— START OF RECORDS PROVIDED —

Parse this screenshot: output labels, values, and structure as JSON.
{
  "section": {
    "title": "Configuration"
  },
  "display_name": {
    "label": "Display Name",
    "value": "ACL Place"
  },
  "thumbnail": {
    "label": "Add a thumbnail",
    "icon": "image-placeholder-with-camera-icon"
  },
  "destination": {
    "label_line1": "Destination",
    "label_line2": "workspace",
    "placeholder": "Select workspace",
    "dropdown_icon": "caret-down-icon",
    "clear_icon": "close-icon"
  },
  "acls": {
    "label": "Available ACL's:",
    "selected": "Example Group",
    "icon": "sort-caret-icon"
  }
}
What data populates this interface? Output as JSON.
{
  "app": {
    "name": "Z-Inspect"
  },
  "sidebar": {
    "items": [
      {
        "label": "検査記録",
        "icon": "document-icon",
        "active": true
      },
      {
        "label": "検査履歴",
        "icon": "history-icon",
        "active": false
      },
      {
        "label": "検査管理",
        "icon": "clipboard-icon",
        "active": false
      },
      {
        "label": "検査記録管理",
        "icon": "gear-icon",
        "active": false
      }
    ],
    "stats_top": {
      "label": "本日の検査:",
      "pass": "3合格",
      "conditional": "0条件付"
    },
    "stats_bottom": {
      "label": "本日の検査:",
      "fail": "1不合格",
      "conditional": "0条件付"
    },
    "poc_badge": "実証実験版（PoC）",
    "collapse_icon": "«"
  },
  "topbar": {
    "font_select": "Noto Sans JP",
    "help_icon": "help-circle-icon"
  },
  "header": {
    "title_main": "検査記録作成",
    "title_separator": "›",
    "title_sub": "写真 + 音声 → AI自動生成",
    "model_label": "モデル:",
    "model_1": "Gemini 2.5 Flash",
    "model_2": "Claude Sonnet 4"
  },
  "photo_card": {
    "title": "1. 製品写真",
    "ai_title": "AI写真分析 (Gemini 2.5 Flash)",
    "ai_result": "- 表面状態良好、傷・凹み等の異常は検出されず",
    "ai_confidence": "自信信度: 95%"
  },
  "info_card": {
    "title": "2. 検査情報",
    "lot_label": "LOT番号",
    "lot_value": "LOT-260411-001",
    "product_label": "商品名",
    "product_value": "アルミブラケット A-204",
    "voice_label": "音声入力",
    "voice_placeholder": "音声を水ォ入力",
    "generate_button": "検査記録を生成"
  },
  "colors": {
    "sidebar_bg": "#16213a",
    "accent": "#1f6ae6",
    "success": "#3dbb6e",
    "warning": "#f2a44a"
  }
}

— END OF RECORDS PROVIDED —

YOUR OBJECTIVE
Your task is to gather every line with the word "JSON" and copy it.

COMPLETE ANSWER
Parse this screenshot: output labels, values, and structure as JSON.
What data populates this interface? Output as JSON.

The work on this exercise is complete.